• **WHAT YOU ARE ASKED TO DO**
Take every line from the material that has the word "треба" in it.

═════ LISTED RECORDS ═════

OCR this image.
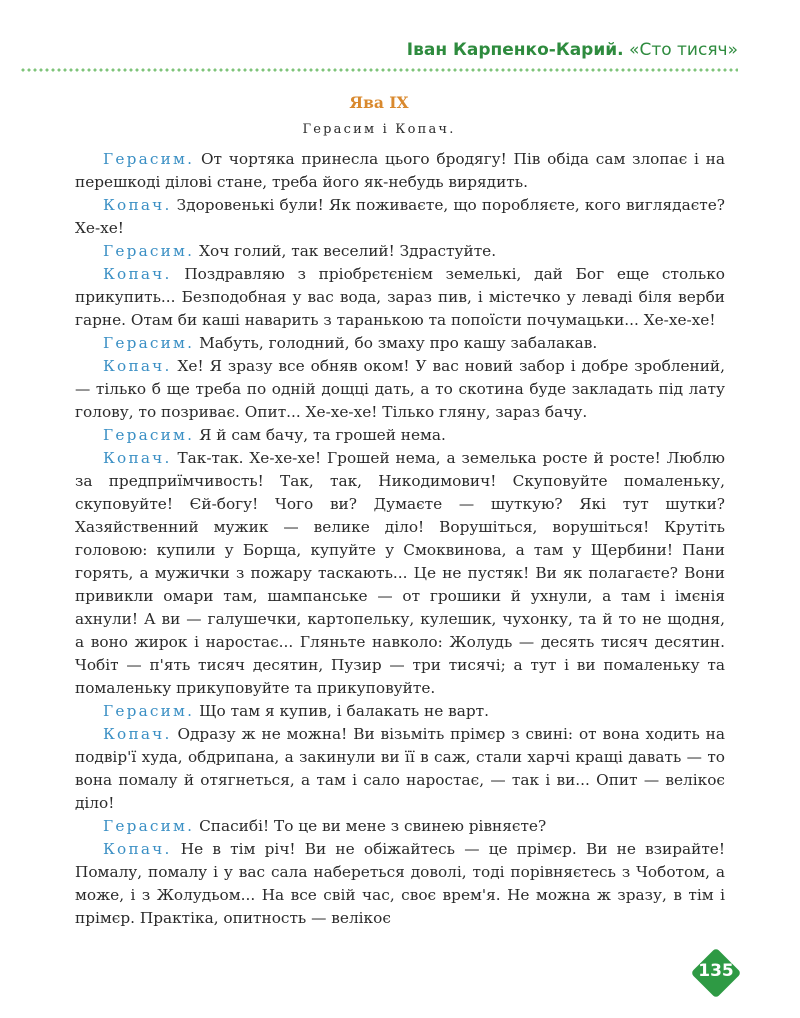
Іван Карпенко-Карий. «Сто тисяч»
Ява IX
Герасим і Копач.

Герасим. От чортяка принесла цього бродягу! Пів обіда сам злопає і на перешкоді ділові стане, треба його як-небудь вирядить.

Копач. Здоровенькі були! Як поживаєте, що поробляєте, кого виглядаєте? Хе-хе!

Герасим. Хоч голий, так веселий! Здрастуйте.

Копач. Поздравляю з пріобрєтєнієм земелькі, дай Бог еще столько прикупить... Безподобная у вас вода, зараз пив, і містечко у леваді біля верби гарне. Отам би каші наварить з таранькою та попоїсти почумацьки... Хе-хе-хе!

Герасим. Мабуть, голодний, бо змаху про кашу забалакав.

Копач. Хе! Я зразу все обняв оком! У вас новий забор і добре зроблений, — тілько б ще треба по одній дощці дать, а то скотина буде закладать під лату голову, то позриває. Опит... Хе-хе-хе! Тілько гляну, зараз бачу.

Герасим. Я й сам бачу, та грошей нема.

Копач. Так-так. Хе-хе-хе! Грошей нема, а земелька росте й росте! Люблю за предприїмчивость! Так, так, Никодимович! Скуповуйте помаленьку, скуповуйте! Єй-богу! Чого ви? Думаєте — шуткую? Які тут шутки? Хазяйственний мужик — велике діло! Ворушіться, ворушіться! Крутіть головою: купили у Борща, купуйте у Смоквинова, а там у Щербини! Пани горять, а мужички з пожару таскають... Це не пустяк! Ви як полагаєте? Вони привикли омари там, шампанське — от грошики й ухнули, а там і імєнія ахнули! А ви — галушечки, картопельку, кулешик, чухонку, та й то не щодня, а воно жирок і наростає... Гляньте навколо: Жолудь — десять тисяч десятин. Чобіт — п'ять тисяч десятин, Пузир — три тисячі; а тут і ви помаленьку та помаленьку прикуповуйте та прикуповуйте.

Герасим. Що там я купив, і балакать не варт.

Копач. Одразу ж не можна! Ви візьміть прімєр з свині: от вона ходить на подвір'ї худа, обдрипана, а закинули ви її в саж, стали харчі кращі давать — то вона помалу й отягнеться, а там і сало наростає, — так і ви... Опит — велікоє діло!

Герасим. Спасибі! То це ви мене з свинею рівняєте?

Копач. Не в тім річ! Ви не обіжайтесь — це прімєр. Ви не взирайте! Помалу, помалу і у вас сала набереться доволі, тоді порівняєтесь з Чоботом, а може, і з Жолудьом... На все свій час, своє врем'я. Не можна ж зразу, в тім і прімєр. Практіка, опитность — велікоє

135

═════
═════ LISTED RECORDS ═════

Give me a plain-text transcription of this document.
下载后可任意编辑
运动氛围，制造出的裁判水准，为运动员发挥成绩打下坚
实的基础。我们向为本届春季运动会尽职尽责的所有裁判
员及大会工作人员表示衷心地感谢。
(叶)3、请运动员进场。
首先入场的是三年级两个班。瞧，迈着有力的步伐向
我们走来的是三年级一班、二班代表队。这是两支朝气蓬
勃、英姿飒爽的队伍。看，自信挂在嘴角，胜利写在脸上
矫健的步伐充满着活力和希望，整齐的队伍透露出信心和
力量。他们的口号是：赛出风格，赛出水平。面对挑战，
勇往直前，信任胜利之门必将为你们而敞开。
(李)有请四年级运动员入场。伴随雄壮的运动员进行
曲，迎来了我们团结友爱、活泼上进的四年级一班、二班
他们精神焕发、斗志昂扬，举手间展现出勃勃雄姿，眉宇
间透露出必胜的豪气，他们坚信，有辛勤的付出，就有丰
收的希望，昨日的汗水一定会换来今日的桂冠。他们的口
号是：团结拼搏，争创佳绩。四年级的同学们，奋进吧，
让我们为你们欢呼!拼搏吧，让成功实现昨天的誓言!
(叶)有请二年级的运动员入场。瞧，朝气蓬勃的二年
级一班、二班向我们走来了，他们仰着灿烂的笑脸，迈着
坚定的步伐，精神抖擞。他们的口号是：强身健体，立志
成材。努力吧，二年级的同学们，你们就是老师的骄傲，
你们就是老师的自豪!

═════

• **SOLUTION TO THE EXERCISE**
Герасим. От чортяка принесла цього бродягу! Пів обіда сам злопає і на перешкоді ділові стане, треба його як-небудь вирядить.
Копач. Хе! Я зразу все обняв оком! У вас новий забор і добре зроблений, — тілько б ще треба по одній дощці дать, а то скотина буде закладать під лату голову, то позриває. Опит... Хе-хе-хе! Тілько гляну, зараз бачу.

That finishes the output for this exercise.